▼
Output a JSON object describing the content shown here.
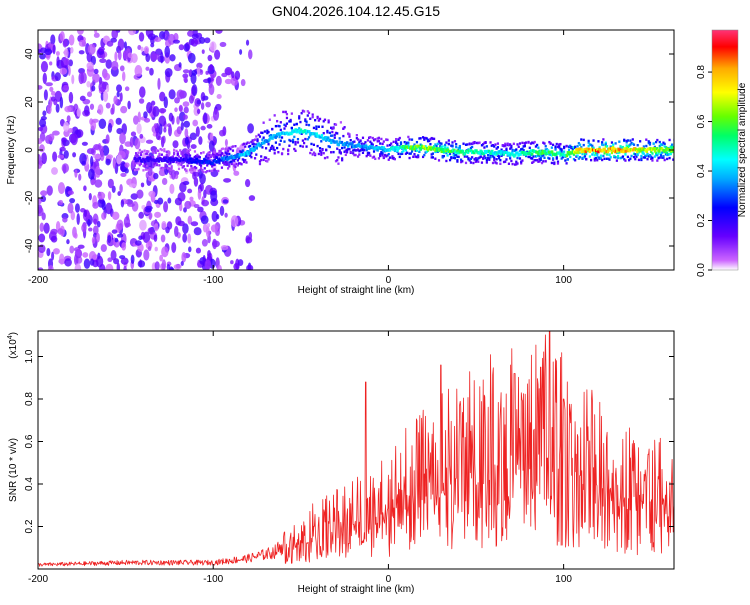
{
  "title": "GN04.2026.104.12.45.G15",
  "chart_data": [
    {
      "type": "heatmap",
      "xlabel": "Height of straight line (km)",
      "ylabel": "Frequency (Hz)",
      "xlim": [
        -200,
        163
      ],
      "ylim": [
        -50,
        50
      ],
      "x_ticks": [
        -200,
        -100,
        0,
        100
      ],
      "y_ticks": [
        -40,
        -20,
        0,
        20,
        40
      ],
      "colorbar": {
        "label": "Normalized spectral amplitude",
        "range": [
          0.0,
          0.97
        ],
        "ticks": [
          0.0,
          0.2,
          0.4,
          0.6,
          0.8
        ],
        "colors": [
          "#ffffff",
          "#cc66ff",
          "#6600ff",
          "#0000ff",
          "#00aaff",
          "#00ffff",
          "#00ff66",
          "#66ff00",
          "#ffff00",
          "#ffaa00",
          "#ff0000",
          "#ff3377"
        ]
      },
      "signal_track": {
        "x": [
          -145,
          -120,
          -100,
          -90,
          -80,
          -70,
          -60,
          -50,
          -40,
          -30,
          -20,
          -10,
          0,
          10,
          20,
          30,
          40,
          50,
          60,
          70,
          80,
          90,
          100,
          110,
          120,
          130,
          140,
          150,
          163
        ],
        "frequency": [
          -4,
          -4,
          -5,
          -3,
          -1,
          4,
          7,
          8,
          6,
          3,
          2,
          1,
          0,
          1,
          1,
          0,
          -1,
          -1,
          -1,
          -2,
          -1,
          -1,
          -2,
          0,
          0,
          0,
          0,
          0,
          0
        ],
        "amplitude": [
          0.2,
          0.22,
          0.3,
          0.38,
          0.45,
          0.4,
          0.45,
          0.5,
          0.45,
          0.4,
          0.38,
          0.42,
          0.45,
          0.6,
          0.7,
          0.65,
          0.6,
          0.55,
          0.5,
          0.5,
          0.55,
          0.6,
          0.55,
          0.85,
          0.9,
          0.88,
          0.8,
          0.75,
          0.7
        ]
      },
      "noise_region": [
        -200,
        -75
      ]
    },
    {
      "type": "line",
      "xlabel": "Height of straight line (km)",
      "ylabel": "SNR (10 * v/v)",
      "y_multiplier": "(x10",
      "y_multiplier_exp": "4",
      "xlim": [
        -200,
        163
      ],
      "ylim": [
        0,
        1.12
      ],
      "x_ticks": [
        -200,
        -100,
        0,
        100
      ],
      "y_ticks": [
        0.2,
        0.4,
        0.6,
        0.8,
        1.0
      ],
      "color": "#ee2222",
      "envelope": {
        "x": [
          -200,
          -150,
          -100,
          -80,
          -65,
          -55,
          -45,
          -30,
          -20,
          -10,
          0,
          10,
          20,
          30,
          40,
          50,
          60,
          70,
          80,
          90,
          100,
          110,
          120,
          130,
          140,
          150,
          163
        ],
        "y": [
          0.02,
          0.03,
          0.03,
          0.05,
          0.08,
          0.15,
          0.2,
          0.25,
          0.3,
          0.33,
          0.38,
          0.45,
          0.5,
          0.55,
          0.6,
          0.65,
          0.68,
          0.7,
          0.72,
          0.75,
          0.68,
          0.6,
          0.55,
          0.5,
          0.45,
          0.42,
          0.4
        ]
      },
      "peaks": [
        {
          "x": -13,
          "y": 0.88
        },
        {
          "x": 30,
          "y": 0.96
        },
        {
          "x": 72,
          "y": 0.92
        },
        {
          "x": 92,
          "y": 1.12
        },
        {
          "x": 87,
          "y": 0.95
        },
        {
          "x": 100,
          "y": 0.8
        }
      ]
    }
  ]
}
▲
• **Work to do**:
Omit every image. Quote each record exactly.

• **Solution below**:
Output a JSON object describing the content shown here.
{
  "title": "GN04.2026.104.12.45.G15",
  "chart_data": [
    {
      "type": "heatmap",
      "xlabel": "Height of straight line (km)",
      "ylabel": "Frequency (Hz)",
      "xlim": [
        -200,
        163
      ],
      "ylim": [
        -50,
        50
      ],
      "x_ticks": [
        -200,
        -100,
        0,
        100
      ],
      "y_ticks": [
        -40,
        -20,
        0,
        20,
        40
      ],
      "colorbar": {
        "label": "Normalized spectral amplitude",
        "range": [
          0.0,
          0.97
        ],
        "ticks": [
          0.0,
          0.2,
          0.4,
          0.6,
          0.8
        ],
        "colors": [
          "#ffffff",
          "#cc66ff",
          "#6600ff",
          "#0000ff",
          "#00aaff",
          "#00ffff",
          "#00ff66",
          "#66ff00",
          "#ffff00",
          "#ffaa00",
          "#ff0000",
          "#ff3377"
        ]
      },
      "signal_track": {
        "x": [
          -145,
          -120,
          -100,
          -90,
          -80,
          -70,
          -60,
          -50,
          -40,
          -30,
          -20,
          -10,
          0,
          10,
          20,
          30,
          40,
          50,
          60,
          70,
          80,
          90,
          100,
          110,
          120,
          130,
          140,
          150,
          163
        ],
        "frequency": [
          -4,
          -4,
          -5,
          -3,
          -1,
          4,
          7,
          8,
          6,
          3,
          2,
          1,
          0,
          1,
          1,
          0,
          -1,
          -1,
          -1,
          -2,
          -1,
          -1,
          -2,
          0,
          0,
          0,
          0,
          0,
          0
        ],
        "amplitude": [
          0.2,
          0.22,
          0.3,
          0.38,
          0.45,
          0.4,
          0.45,
          0.5,
          0.45,
          0.4,
          0.38,
          0.42,
          0.45,
          0.6,
          0.7,
          0.65,
          0.6,
          0.55,
          0.5,
          0.5,
          0.55,
          0.6,
          0.55,
          0.85,
          0.9,
          0.88,
          0.8,
          0.75,
          0.7
        ]
      },
      "noise_region": [
        -200,
        -75
      ]
    },
    {
      "type": "line",
      "xlabel": "Height of straight line (km)",
      "ylabel": "SNR (10 * v/v)",
      "y_multiplier": "(x10",
      "y_multiplier_exp": "4",
      "xlim": [
        -200,
        163
      ],
      "ylim": [
        0,
        1.12
      ],
      "x_ticks": [
        -200,
        -100,
        0,
        100
      ],
      "y_ticks": [
        0.2,
        0.4,
        0.6,
        0.8,
        1.0
      ],
      "color": "#ee2222",
      "envelope": {
        "x": [
          -200,
          -150,
          -100,
          -80,
          -65,
          -55,
          -45,
          -30,
          -20,
          -10,
          0,
          10,
          20,
          30,
          40,
          50,
          60,
          70,
          80,
          90,
          100,
          110,
          120,
          130,
          140,
          150,
          163
        ],
        "y": [
          0.02,
          0.03,
          0.03,
          0.05,
          0.08,
          0.15,
          0.2,
          0.25,
          0.3,
          0.33,
          0.38,
          0.45,
          0.5,
          0.55,
          0.6,
          0.65,
          0.68,
          0.7,
          0.72,
          0.75,
          0.68,
          0.6,
          0.55,
          0.5,
          0.45,
          0.42,
          0.4
        ]
      },
      "peaks": [
        {
          "x": -13,
          "y": 0.88
        },
        {
          "x": 30,
          "y": 0.96
        },
        {
          "x": 72,
          "y": 0.92
        },
        {
          "x": 92,
          "y": 1.12
        },
        {
          "x": 87,
          "y": 0.95
        },
        {
          "x": 100,
          "y": 0.8
        }
      ]
    }
  ]
}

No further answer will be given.